WHAT YOU HAVE TO DO
An exact reproduction of the records is required, with all images left out.

PROVIDED DATA

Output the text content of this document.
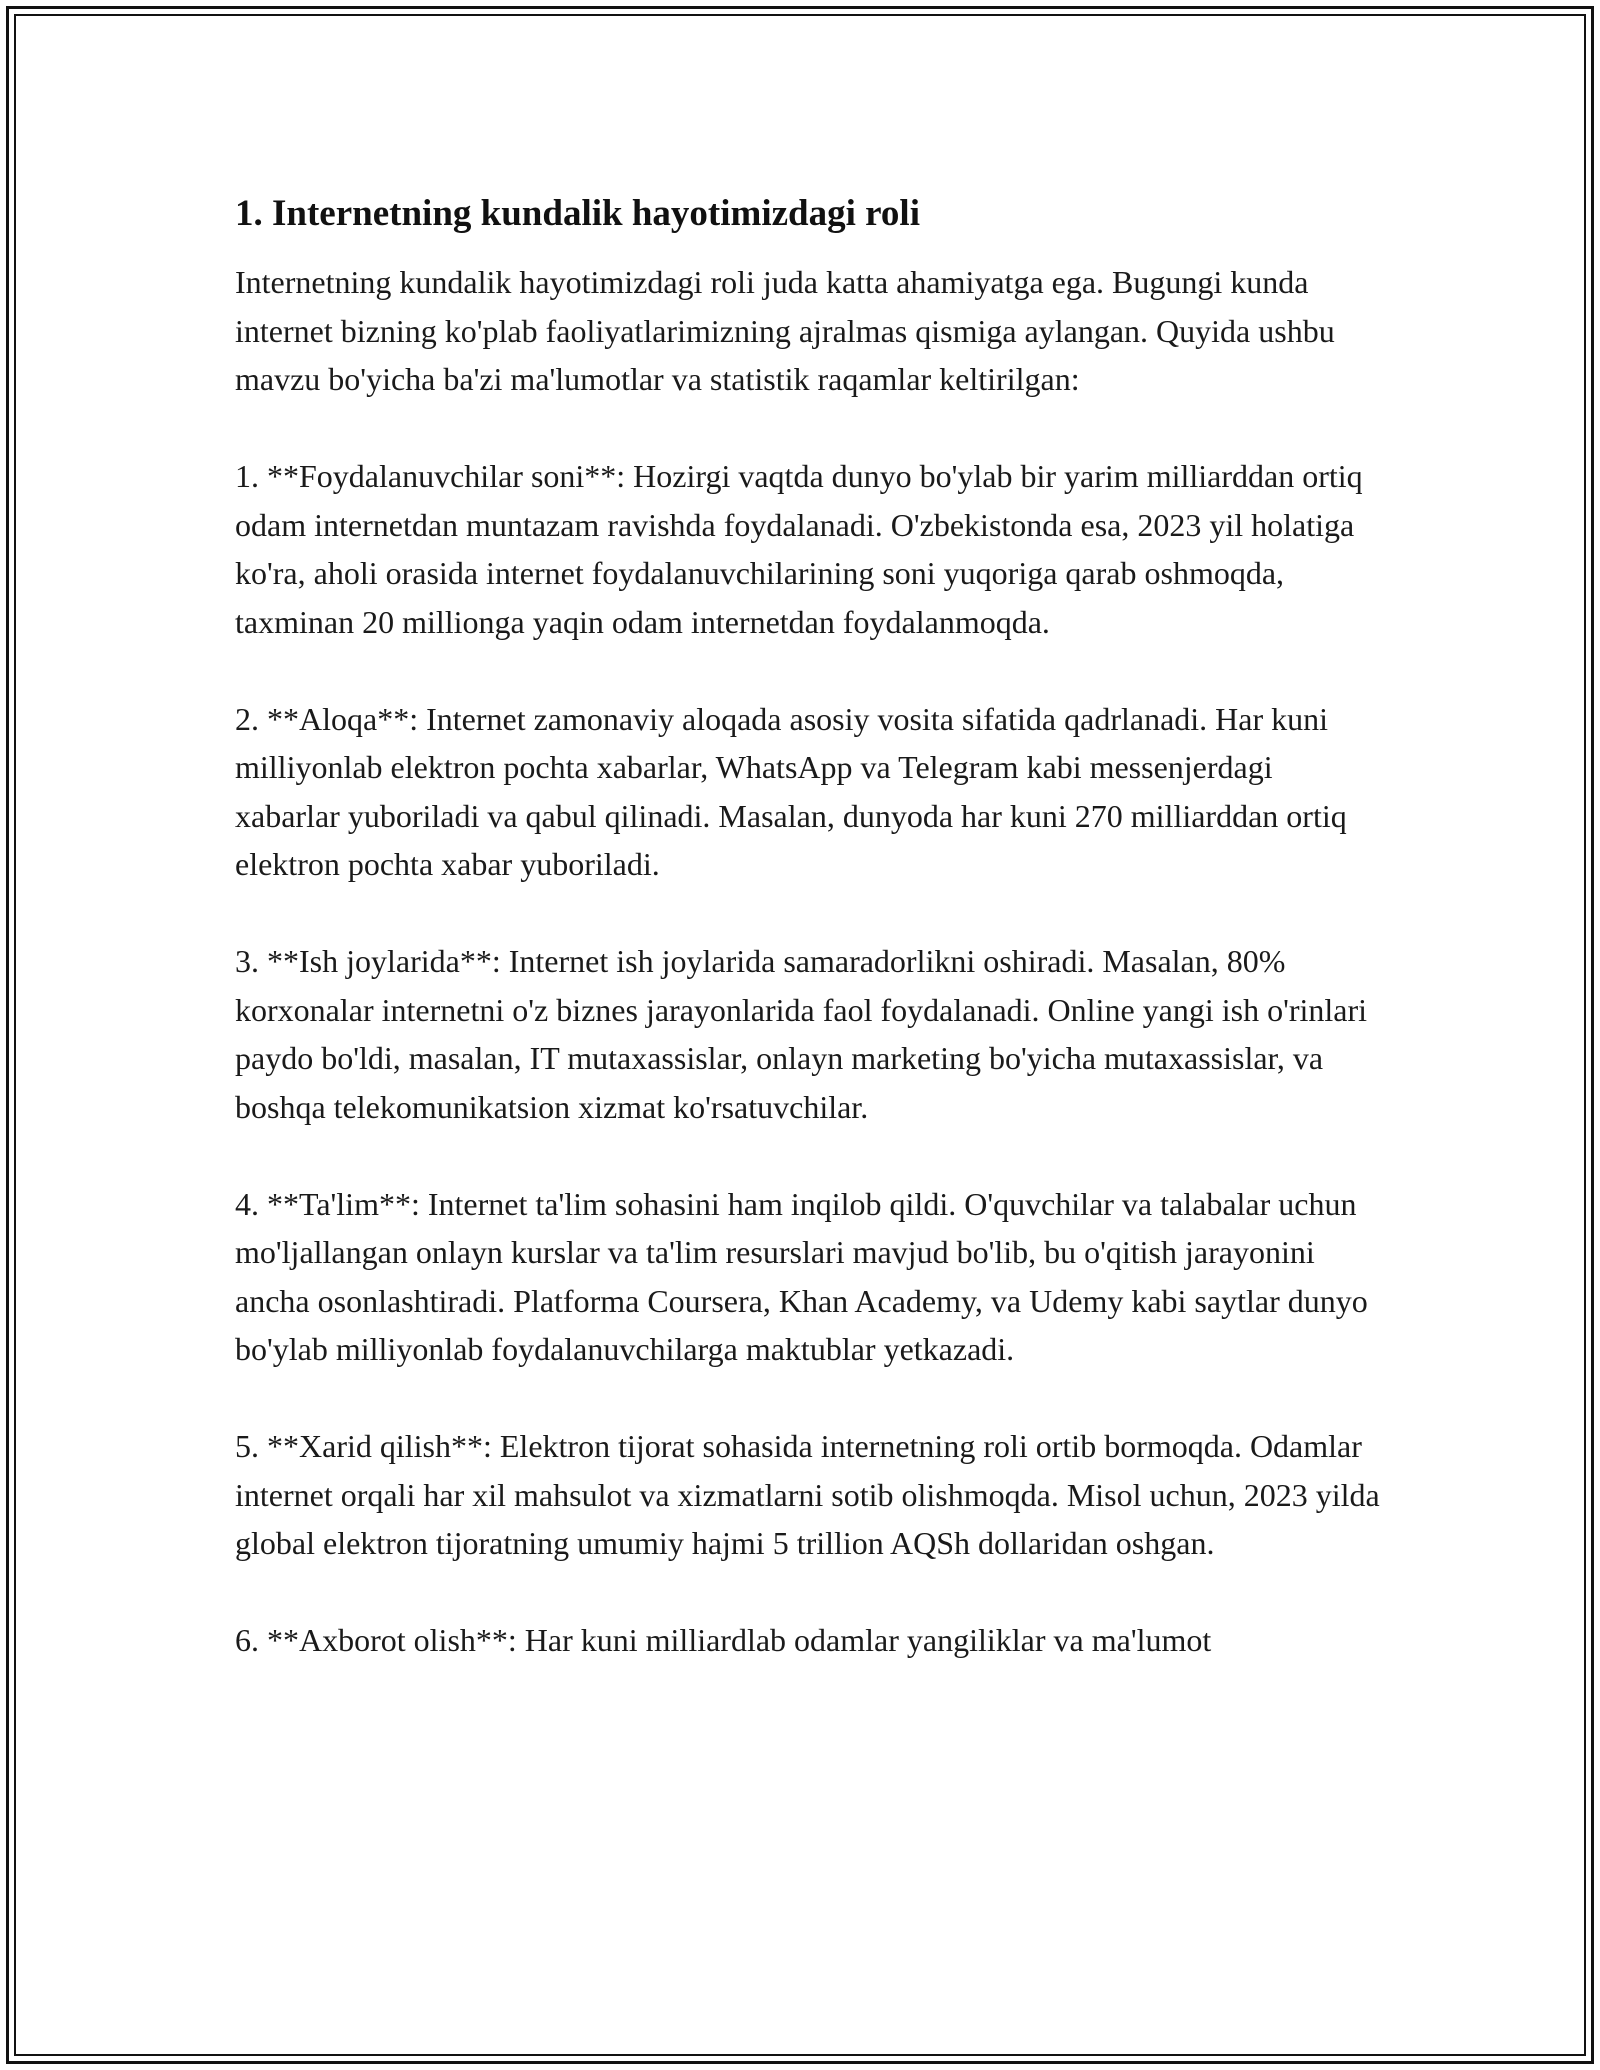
1. Internetning kundalik hayotimizdagi roli

Internetning kundalik hayotimizdagi roli juda katta ahamiyatga ega. Bugungi kunda internet bizning ko'plab faoliyatlarimizning ajralmas qismiga aylangan. Quyida ushbu mavzu bo'yicha ba'zi ma'lumotlar va statistik raqamlar keltirilgan:

1. **Foydalanuvchilar soni**: Hozirgi vaqtda dunyo bo'ylab bir yarim milliarddan ortiq odam internetdan muntazam ravishda foydalanadi. O'zbekistonda esa, 2023 yil holatiga ko'ra, aholi orasida internet foydalanuvchilarining soni yuqoriga qarab oshmoqda, taxminan 20 millionga yaqin odam internetdan foydalanmoqda.

2. **Aloqa**: Internet zamonaviy aloqada asosiy vosita sifatida qadrlanadi. Har kuni milliyonlab elektron pochta xabarlar, WhatsApp va Telegram kabi messenjerdagi xabarlar yuboriladi va qabul qilinadi. Masalan, dunyoda har kuni 270 milliarddan ortiq elektron pochta xabar yuboriladi.

3. **Ish joylarida**: Internet ish joylarida samaradorlikni oshiradi. Masalan, 80% korxonalar internetni o'z biznes jarayonlarida faol foydalanadi. Online yangi ish o'rinlari paydo bo'ldi, masalan, IT mutaxassislar, onlayn marketing bo'yicha mutaxassislar, va boshqa telekomunikatsion xizmat ko'rsatuvchilar.

4. **Ta'lim**: Internet ta'lim sohasini ham inqilob qildi. O'quvchilar va talabalar uchun mo'ljallangan onlayn kurslar va ta'lim resurslari mavjud bo'lib, bu o'qitish jarayonini ancha osonlashtiradi. Platforma Coursera, Khan Academy, va Udemy kabi saytlar dunyo bo'ylab milliyonlab foydalanuvchilarga maktublar yetkazadi.

5. **Xarid qilish**: Elektron tijorat sohasida internetning roli ortib bormoqda. Odamlar internet orqali har xil mahsulot va xizmatlarni sotib olishmoqda. Misol uchun, 2023 yilda global elektron tijoratning umumiy hajmi 5 trillion AQSh dollaridan oshgan.

6. **Axborot olish**: Har kuni milliardlab odamlar yangiliklar va ma'lumot
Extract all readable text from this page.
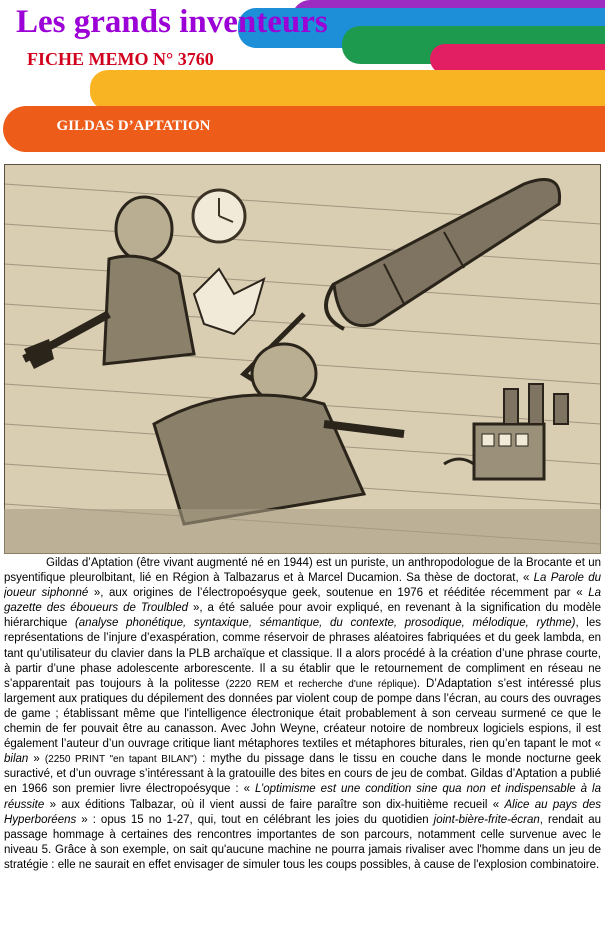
GILDAS D’APTATION
Les grands inventeurs
FICHE MEMO N° 3760
Gildas d’Aptation (être vivant augmenté né en 1944) est un puriste, un anthropodologue de la Brocante et un psyentifique pleurolbitant, lié en Région à Talbazarus et à Marcel Ducamion. Sa thèse de doctorat, « La Parole du joueur siphonné », aux origines de l’électropoésyque geek, soutenue en 1976 et rééditée récemment par « La gazette des éboueurs de Troulbled », a été saluée pour avoir expliqué, en revenant à la signification du modèle hiérarchique (analyse phonétique, syntaxique, sémantique, du contexte, prosodique, mélodique, rythme), les représentations de l’injure d’exaspération, comme réservoir de phrases aléatoires fabriquées et du geek lambda, en tant qu’utilisateur du clavier dans la PLB archaïque et classique. Il a alors procédé à la création d’une phrase courte, à partir d’une phase adolescente arborescente. Il a su établir que le retournement de compliment en réseau ne s’apparentait pas toujours à la politesse (2220 REM et recherche d'une réplique). D’Adaptation s’est intéressé plus largement aux pratiques du dépilement des données par violent coup de pompe dans l’écran, au cours des ouvrages de game ; établissant même que l'intelligence électronique était probablement à son cerveau surmené ce que le chemin de fer pouvait être au canasson. Avec John Weyne, créateur notoire de nombreux logiciels espions, il est également l’auteur d’un ouvrage critique liant métaphores textiles et métaphores biturales, rien qu’en tapant le mot « bilan » (2250 PRINT "en tapant BILAN") : mythe du pissage dans le tissu en couche dans le monde nocturne geek suractivé, et d’un ouvrage s’intéressant à la gratouille des bites en cours de jeu de combat. Gildas d’Aptation a publié en 1966 son premier livre électropoésyque : « L’optimisme est une condition sine qua non et indispensable à la réussite » aux éditions Talbazar, où il vient aussi de faire paraître son dix-huitième recueil « Alice au pays des Hyperboréens » : opus 15 no 1-27, qui, tout en célébrant les joies du quotidien joint-bière-frite-écran, rendait au passage hommage à certaines des rencontres importantes de son parcours, notamment celle survenue avec le niveau 5. Grâce à son exemple, on sait qu'aucune machine ne pourra jamais rivaliser avec l'homme dans un jeu de stratégie : elle ne saurait en effet envisager de simuler tous les coups possibles, à cause de l'explosion combinatoire.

CORRECT ANSWER
Output the text content of this document.
1. Internetning kundalik hayotimizdagi roli

Internetning kundalik hayotimizdagi roli juda katta ahamiyatga ega. Bugungi kunda internet bizning ko'plab faoliyatlarimizning ajralmas qismiga aylangan. Quyida ushbu mavzu bo'yicha ba'zi ma'lumotlar va statistik raqamlar keltirilgan:

1. **Foydalanuvchilar soni**: Hozirgi vaqtda dunyo bo'ylab bir yarim milliarddan ortiq odam internetdan muntazam ravishda foydalanadi. O'zbekistonda esa, 2023 yil holatiga ko'ra, aholi orasida internet foydalanuvchilarining soni yuqoriga qarab oshmoqda, taxminan 20 millionga yaqin odam internetdan foydalanmoqda.

2. **Aloqa**: Internet zamonaviy aloqada asosiy vosita sifatida qadrlanadi. Har kuni milliyonlab elektron pochta xabarlar, WhatsApp va Telegram kabi messenjerdagi xabarlar yuboriladi va qabul qilinadi. Masalan, dunyoda har kuni 270 milliarddan ortiq elektron pochta xabar yuboriladi.

3. **Ish joylarida**: Internet ish joylarida samaradorlikni oshiradi. Masalan, 80% korxonalar internetni o'z biznes jarayonlarida faol foydalanadi. Online yangi ish o'rinlari paydo bo'ldi, masalan, IT mutaxassislar, onlayn marketing bo'yicha mutaxassislar, va boshqa telekomunikatsion xizmat ko'rsatuvchilar.

4. **Ta'lim**: Internet ta'lim sohasini ham inqilob qildi. O'quvchilar va talabalar uchun mo'ljallangan onlayn kurslar va ta'lim resurslari mavjud bo'lib, bu o'qitish jarayonini ancha osonlashtiradi. Platforma Coursera, Khan Academy, va Udemy kabi saytlar dunyo bo'ylab milliyonlab foydalanuvchilarga maktublar yetkazadi.

5. **Xarid qilish**: Elektron tijorat sohasida internetning roli ortib bormoqda. Odamlar internet orqali har xil mahsulot va xizmatlarni sotib olishmoqda. Misol uchun, 2023 yilda global elektron tijoratning umumiy hajmi 5 trillion AQSh dollaridan oshgan.

6. **Axborot olish**: Har kuni milliardlab odamlar yangiliklar va ma'lumot
Extract all readable text from this page.
GILDAS D’APTATION
Les grands inventeurs
FICHE MEMO N° 3760
Gildas d’Aptation (être vivant augmenté né en 1944) est un puriste, un anthropodologue de la Brocante et un psyentifique pleurolbitant, lié en Région à Talbazarus et à Marcel Ducamion. Sa thèse de doctorat, « La Parole du joueur siphonné », aux origines de l’électropoésyque geek, soutenue en 1976 et rééditée récemment par « La gazette des éboueurs de Troulbled », a été saluée pour avoir expliqué, en revenant à la signification du modèle hiérarchique (analyse phonétique, syntaxique, sémantique, du contexte, prosodique, mélodique, rythme), les représentations de l’injure d’exaspération, comme réservoir de phrases aléatoires fabriquées et du geek lambda, en tant qu’utilisateur du clavier dans la PLB archaïque et classique. Il a alors procédé à la création d’une phrase courte, à partir d’une phase adolescente arborescente. Il a su établir que le retournement de compliment en réseau ne s’apparentait pas toujours à la politesse (2220 REM et recherche d'une réplique). D’Adaptation s’est intéressé plus largement aux pratiques du dépilement des données par violent coup de pompe dans l’écran, au cours des ouvrages de game ; établissant même que l'intelligence électronique était probablement à son cerveau surmené ce que le chemin de fer pouvait être au canasson. Avec John Weyne, créateur notoire de nombreux logiciels espions, il est également l’auteur d’un ouvrage critique liant métaphores textiles et métaphores biturales, rien qu’en tapant le mot « bilan » (2250 PRINT "en tapant BILAN") : mythe du pissage dans le tissu en couche dans le monde nocturne geek suractivé, et d’un ouvrage s’intéressant à la gratouille des bites en cours de jeu de combat. Gildas d’Aptation a publié en 1966 son premier livre électropoésyque : « L’optimisme est une condition sine qua non et indispensable à la réussite » aux éditions Talbazar, où il vient aussi de faire paraître son dix-huitième recueil « Alice au pays des Hyperboréens » : opus 15 no 1-27, qui, tout en célébrant les joies du quotidien joint-bière-frite-écran, rendait au passage hommage à certaines des rencontres importantes de son parcours, notamment celle survenue avec le niveau 5. Grâce à son exemple, on sait qu'aucune machine ne pourra jamais rivaliser avec l'homme dans un jeu de stratégie : elle ne saurait en effet envisager de simuler tous les coups possibles, à cause de l'explosion combinatoire.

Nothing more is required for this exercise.